-- START MATERIAL SUPPLIED --

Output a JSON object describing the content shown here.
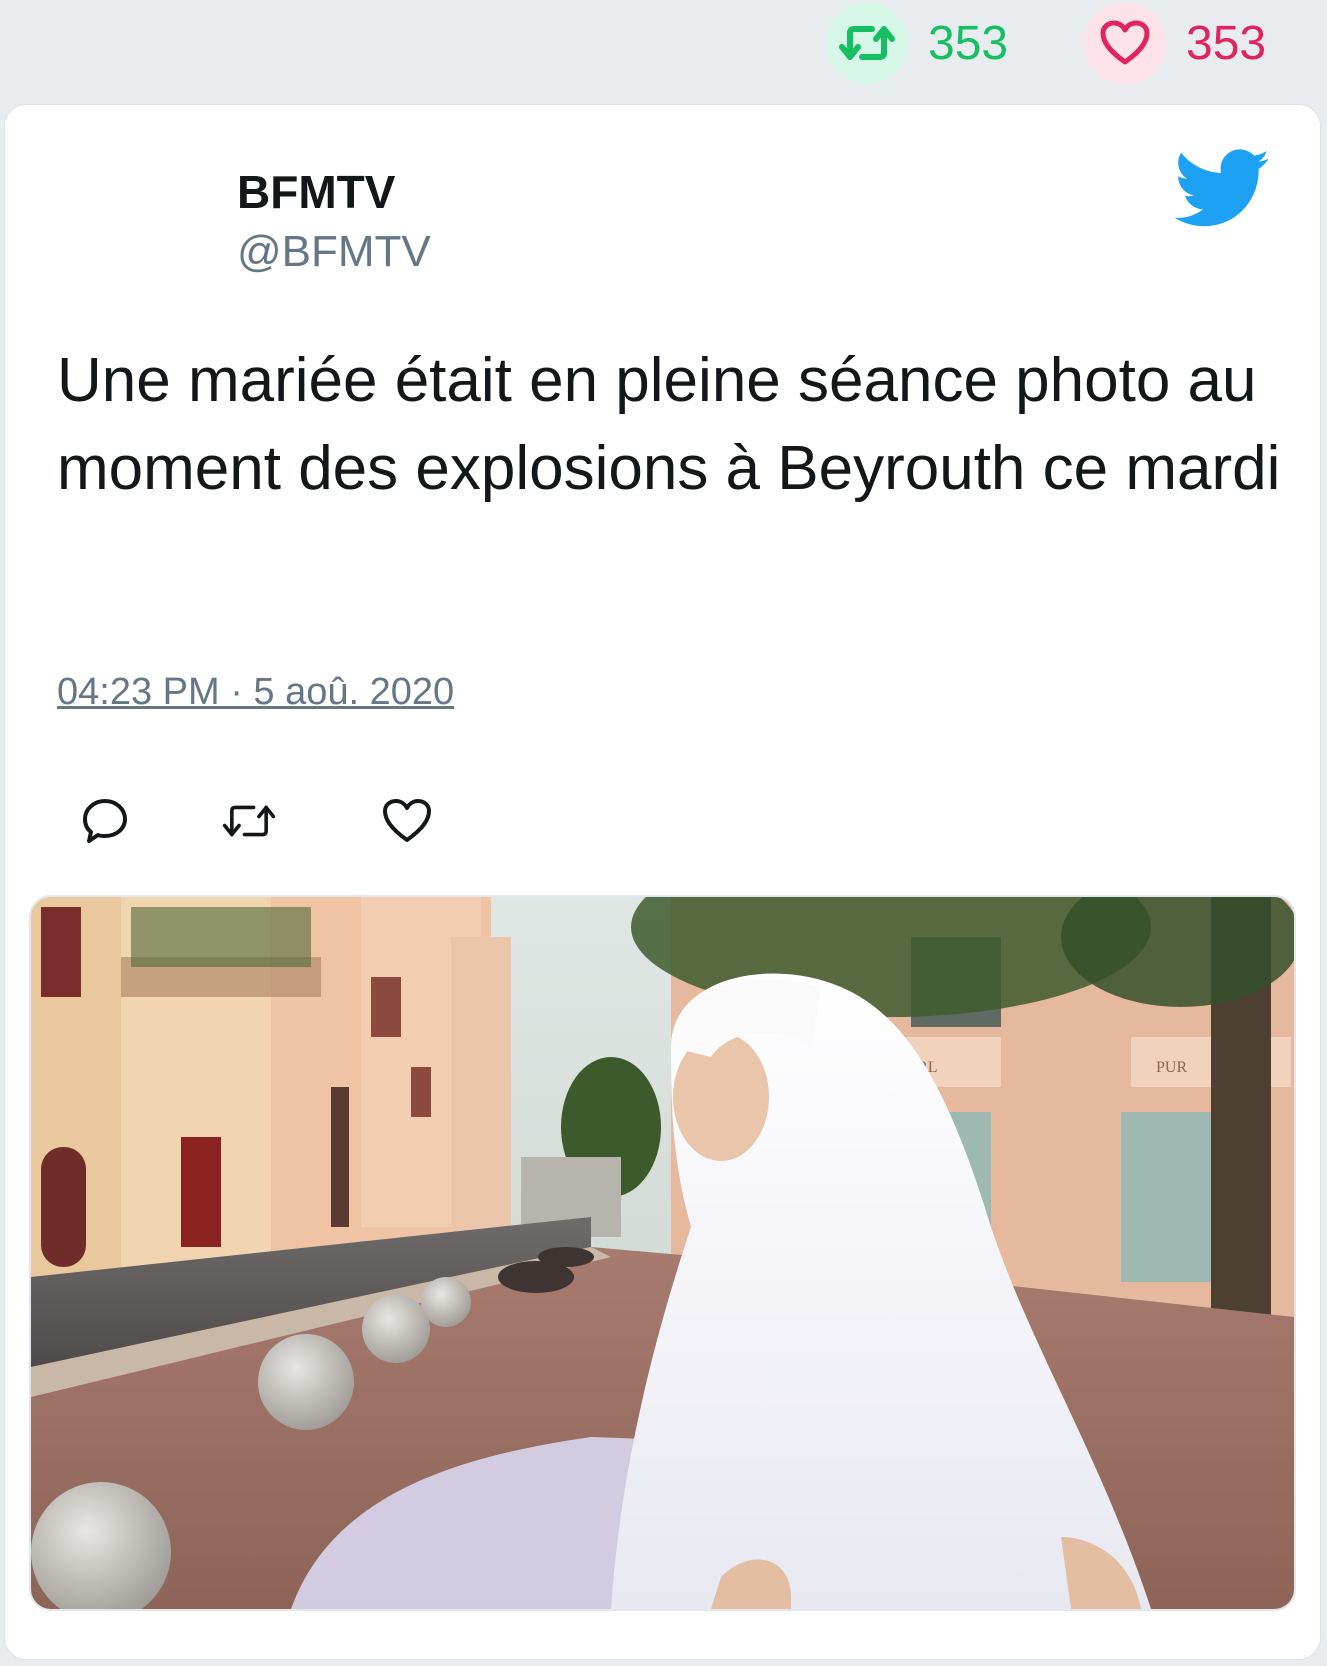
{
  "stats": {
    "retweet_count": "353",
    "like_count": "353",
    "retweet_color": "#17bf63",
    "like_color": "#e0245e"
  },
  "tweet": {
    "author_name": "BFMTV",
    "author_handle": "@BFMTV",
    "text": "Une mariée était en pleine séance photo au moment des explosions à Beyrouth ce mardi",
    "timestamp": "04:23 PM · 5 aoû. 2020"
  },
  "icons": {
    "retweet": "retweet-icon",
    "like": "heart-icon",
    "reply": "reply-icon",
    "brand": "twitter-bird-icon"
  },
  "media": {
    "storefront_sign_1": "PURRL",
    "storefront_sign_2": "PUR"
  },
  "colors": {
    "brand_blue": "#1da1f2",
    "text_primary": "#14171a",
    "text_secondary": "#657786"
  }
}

-- END MATERIAL SUPPLIED --
-- START MATERIAL SUPPLIED --

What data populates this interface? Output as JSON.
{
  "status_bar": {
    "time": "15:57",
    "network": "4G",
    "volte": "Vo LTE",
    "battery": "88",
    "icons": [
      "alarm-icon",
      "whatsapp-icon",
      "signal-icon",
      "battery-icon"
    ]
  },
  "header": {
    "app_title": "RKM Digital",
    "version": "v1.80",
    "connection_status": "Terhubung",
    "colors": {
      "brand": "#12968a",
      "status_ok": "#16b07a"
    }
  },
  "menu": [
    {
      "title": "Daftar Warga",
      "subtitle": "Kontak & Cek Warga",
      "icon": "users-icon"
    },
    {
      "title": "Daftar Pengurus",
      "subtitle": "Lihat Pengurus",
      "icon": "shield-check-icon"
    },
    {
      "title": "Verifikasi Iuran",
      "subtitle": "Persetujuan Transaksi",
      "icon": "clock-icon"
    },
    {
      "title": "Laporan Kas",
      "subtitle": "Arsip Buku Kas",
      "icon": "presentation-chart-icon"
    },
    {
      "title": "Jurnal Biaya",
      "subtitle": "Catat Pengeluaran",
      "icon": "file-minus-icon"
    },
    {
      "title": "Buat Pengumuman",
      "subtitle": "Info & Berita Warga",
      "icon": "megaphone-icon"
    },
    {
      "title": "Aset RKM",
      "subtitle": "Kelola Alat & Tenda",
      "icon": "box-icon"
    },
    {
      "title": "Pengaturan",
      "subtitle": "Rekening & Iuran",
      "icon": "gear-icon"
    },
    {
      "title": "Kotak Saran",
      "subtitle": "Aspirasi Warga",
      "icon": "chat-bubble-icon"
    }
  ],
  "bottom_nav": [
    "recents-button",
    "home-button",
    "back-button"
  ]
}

-- END MATERIAL SUPPLIED --
-- START MATERIAL SUPPLIED --

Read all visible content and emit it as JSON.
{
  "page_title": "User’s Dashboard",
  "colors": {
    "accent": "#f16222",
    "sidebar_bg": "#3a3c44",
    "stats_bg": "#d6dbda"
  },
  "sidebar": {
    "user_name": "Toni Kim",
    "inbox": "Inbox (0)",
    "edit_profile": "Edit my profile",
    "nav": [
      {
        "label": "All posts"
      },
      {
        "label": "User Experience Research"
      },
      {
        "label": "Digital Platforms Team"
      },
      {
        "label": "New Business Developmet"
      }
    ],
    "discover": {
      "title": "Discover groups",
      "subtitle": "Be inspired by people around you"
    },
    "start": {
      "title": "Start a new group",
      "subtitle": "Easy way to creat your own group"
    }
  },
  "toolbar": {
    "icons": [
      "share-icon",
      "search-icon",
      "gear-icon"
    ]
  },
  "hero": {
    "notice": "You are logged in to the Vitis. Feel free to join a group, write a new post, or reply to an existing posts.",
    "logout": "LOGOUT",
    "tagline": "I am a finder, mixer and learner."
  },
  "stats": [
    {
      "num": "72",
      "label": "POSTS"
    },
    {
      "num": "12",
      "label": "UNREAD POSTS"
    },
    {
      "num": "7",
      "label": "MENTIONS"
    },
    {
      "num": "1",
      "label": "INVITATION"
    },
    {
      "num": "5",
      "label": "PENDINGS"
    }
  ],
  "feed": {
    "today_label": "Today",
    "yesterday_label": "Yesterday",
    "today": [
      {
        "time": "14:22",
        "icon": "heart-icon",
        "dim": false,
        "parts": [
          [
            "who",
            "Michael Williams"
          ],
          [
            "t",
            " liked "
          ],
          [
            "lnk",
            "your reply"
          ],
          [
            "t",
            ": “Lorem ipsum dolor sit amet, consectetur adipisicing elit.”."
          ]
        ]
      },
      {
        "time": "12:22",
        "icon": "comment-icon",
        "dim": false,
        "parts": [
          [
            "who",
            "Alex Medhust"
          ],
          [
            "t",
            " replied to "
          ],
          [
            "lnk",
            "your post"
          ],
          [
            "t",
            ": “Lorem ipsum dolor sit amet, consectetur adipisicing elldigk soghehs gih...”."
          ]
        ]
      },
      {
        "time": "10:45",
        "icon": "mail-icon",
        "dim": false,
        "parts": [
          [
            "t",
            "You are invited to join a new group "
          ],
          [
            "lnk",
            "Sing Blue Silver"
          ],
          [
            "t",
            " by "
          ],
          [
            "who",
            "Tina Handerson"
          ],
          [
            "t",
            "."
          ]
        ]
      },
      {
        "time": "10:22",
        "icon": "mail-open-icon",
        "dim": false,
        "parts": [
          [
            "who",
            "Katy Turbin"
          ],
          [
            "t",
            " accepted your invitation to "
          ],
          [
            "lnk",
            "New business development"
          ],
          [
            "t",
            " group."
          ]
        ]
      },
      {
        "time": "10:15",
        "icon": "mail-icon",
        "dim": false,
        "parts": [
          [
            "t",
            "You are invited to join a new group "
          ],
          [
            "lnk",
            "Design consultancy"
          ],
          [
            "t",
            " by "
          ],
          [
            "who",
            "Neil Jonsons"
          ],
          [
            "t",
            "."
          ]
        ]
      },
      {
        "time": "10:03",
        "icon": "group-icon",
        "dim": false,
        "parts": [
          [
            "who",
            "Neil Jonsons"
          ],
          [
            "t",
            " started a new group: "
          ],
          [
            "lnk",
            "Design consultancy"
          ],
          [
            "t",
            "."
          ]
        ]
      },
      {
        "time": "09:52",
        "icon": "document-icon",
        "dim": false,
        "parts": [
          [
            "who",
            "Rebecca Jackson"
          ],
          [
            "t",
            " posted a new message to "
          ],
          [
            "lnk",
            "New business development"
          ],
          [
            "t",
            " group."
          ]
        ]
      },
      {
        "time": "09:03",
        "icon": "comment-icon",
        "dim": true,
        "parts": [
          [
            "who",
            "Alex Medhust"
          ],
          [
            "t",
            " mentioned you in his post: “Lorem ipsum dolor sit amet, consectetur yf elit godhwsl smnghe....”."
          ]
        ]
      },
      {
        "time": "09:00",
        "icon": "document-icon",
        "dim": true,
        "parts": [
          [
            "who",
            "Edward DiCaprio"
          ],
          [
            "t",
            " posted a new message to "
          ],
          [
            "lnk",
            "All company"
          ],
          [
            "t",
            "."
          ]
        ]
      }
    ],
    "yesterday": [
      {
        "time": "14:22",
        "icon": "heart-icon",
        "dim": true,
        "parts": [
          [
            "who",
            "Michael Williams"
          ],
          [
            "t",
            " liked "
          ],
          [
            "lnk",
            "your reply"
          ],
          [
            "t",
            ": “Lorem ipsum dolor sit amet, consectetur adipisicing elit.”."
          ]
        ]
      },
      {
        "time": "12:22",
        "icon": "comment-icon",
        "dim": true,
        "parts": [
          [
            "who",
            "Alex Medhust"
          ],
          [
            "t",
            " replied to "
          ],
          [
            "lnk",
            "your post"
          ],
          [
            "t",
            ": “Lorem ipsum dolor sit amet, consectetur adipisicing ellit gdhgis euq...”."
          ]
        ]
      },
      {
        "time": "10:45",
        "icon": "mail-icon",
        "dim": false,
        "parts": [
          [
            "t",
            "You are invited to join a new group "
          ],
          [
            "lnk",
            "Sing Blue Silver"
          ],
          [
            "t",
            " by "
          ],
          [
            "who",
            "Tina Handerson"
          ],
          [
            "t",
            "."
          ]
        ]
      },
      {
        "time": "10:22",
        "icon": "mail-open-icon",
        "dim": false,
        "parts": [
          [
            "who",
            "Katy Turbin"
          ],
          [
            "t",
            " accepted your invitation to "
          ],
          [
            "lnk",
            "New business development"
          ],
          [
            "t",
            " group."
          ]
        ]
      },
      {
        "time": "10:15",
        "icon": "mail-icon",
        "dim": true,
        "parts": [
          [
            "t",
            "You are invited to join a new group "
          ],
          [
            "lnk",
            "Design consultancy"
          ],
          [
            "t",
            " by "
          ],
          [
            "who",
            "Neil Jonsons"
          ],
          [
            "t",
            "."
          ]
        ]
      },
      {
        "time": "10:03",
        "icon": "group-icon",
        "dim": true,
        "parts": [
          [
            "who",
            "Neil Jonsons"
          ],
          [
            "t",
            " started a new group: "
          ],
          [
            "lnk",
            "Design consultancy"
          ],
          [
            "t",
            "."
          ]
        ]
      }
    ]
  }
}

-- END MATERIAL SUPPLIED --

**WRITTEN INSTRUCTION**
Where does the word "Warga" appear? Return each line that holds it.

**WRITTEN RESPONSE**
      "title": "Daftar Warga",
      "subtitle": "Kontak & Cek Warga",
      "subtitle": "Info & Berita Warga",
      "subtitle": "Aspirasi Warga",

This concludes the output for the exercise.